## [Provided data]
-.-.-

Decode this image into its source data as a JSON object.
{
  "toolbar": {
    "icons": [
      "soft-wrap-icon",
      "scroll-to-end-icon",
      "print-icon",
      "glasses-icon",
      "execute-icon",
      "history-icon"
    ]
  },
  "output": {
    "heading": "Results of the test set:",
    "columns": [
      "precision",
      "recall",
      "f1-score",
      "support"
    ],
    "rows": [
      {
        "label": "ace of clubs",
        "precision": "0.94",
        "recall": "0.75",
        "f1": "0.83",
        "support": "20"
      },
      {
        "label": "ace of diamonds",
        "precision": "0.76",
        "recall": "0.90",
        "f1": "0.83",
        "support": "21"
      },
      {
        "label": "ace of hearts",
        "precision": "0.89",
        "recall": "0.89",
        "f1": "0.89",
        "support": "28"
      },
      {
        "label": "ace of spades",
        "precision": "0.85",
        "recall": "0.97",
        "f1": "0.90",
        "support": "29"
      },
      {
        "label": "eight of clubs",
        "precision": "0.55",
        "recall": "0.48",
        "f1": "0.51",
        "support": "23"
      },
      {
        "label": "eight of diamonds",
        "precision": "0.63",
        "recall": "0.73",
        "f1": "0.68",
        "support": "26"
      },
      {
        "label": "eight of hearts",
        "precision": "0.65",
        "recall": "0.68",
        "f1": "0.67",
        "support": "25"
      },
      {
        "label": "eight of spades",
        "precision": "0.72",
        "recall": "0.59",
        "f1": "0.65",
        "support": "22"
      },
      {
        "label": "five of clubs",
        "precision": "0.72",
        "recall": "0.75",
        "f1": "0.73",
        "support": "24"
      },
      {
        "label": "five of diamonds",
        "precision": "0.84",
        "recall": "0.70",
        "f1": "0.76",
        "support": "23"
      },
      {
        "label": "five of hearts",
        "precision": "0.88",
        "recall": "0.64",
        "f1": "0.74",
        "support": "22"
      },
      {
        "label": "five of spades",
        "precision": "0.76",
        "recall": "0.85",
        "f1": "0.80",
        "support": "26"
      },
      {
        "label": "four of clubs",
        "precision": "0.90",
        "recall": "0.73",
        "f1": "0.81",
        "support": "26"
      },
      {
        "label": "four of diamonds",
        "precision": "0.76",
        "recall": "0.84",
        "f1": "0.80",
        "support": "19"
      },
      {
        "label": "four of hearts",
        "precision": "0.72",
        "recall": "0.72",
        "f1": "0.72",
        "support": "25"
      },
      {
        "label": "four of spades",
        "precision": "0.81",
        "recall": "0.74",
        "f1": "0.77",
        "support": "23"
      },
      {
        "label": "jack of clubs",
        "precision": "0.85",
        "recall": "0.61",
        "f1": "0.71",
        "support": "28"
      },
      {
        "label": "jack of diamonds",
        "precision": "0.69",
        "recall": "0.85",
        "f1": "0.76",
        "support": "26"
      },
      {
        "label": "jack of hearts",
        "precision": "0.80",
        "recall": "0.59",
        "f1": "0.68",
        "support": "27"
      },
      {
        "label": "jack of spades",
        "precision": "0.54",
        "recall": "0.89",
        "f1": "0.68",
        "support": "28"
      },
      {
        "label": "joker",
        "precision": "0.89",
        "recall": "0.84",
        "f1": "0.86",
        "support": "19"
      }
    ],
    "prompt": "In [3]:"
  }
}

-.-.-

## [Exercise instructions]
Transcribe all of the lines in the records precisely.

## [Complete answer]
Decode this image into its source data as a JSON object.
{
  "toolbar": {
    "icons": [
      "soft-wrap-icon",
      "scroll-to-end-icon",
      "print-icon",
      "glasses-icon",
      "execute-icon",
      "history-icon"
    ]
  },
  "output": {
    "heading": "Results of the test set:",
    "columns": [
      "precision",
      "recall",
      "f1-score",
      "support"
    ],
    "rows": [
      {
        "label": "ace of clubs",
        "precision": "0.94",
        "recall": "0.75",
        "f1": "0.83",
        "support": "20"
      },
      {
        "label": "ace of diamonds",
        "precision": "0.76",
        "recall": "0.90",
        "f1": "0.83",
        "support": "21"
      },
      {
        "label": "ace of hearts",
        "precision": "0.89",
        "recall": "0.89",
        "f1": "0.89",
        "support": "28"
      },
      {
        "label": "ace of spades",
        "precision": "0.85",
        "recall": "0.97",
        "f1": "0.90",
        "support": "29"
      },
      {
        "label": "eight of clubs",
        "precision": "0.55",
        "recall": "0.48",
        "f1": "0.51",
        "support": "23"
      },
      {
        "label": "eight of diamonds",
        "precision": "0.63",
        "recall": "0.73",
        "f1": "0.68",
        "support": "26"
      },
      {
        "label": "eight of hearts",
        "precision": "0.65",
        "recall": "0.68",
        "f1": "0.67",
        "support": "25"
      },
      {
        "label": "eight of spades",
        "precision": "0.72",
        "recall": "0.59",
        "f1": "0.65",
        "support": "22"
      },
      {
        "label": "five of clubs",
        "precision": "0.72",
        "recall": "0.75",
        "f1": "0.73",
        "support": "24"
      },
      {
        "label": "five of diamonds",
        "precision": "0.84",
        "recall": "0.70",
        "f1": "0.76",
        "support": "23"
      },
      {
        "label": "five of hearts",
        "precision": "0.88",
        "recall": "0.64",
        "f1": "0.74",
        "support": "22"
      },
      {
        "label": "five of spades",
        "precision": "0.76",
        "recall": "0.85",
        "f1": "0.80",
        "support": "26"
      },
      {
        "label": "four of clubs",
        "precision": "0.90",
        "recall": "0.73",
        "f1": "0.81",
        "support": "26"
      },
      {
        "label": "four of diamonds",
        "precision": "0.76",
        "recall": "0.84",
        "f1": "0.80",
        "support": "19"
      },
      {
        "label": "four of hearts",
        "precision": "0.72",
        "recall": "0.72",
        "f1": "0.72",
        "support": "25"
      },
      {
        "label": "four of spades",
        "precision": "0.81",
        "recall": "0.74",
        "f1": "0.77",
        "support": "23"
      },
      {
        "label": "jack of clubs",
        "precision": "0.85",
        "recall": "0.61",
        "f1": "0.71",
        "support": "28"
      },
      {
        "label": "jack of diamonds",
        "precision": "0.69",
        "recall": "0.85",
        "f1": "0.76",
        "support": "26"
      },
      {
        "label": "jack of hearts",
        "precision": "0.80",
        "recall": "0.59",
        "f1": "0.68",
        "support": "27"
      },
      {
        "label": "jack of spades",
        "precision": "0.54",
        "recall": "0.89",
        "f1": "0.68",
        "support": "28"
      },
      {
        "label": "joker",
        "precision": "0.89",
        "recall": "0.84",
        "f1": "0.86",
        "support": "19"
      }
    ],
    "prompt": "In [3]:"
  }
}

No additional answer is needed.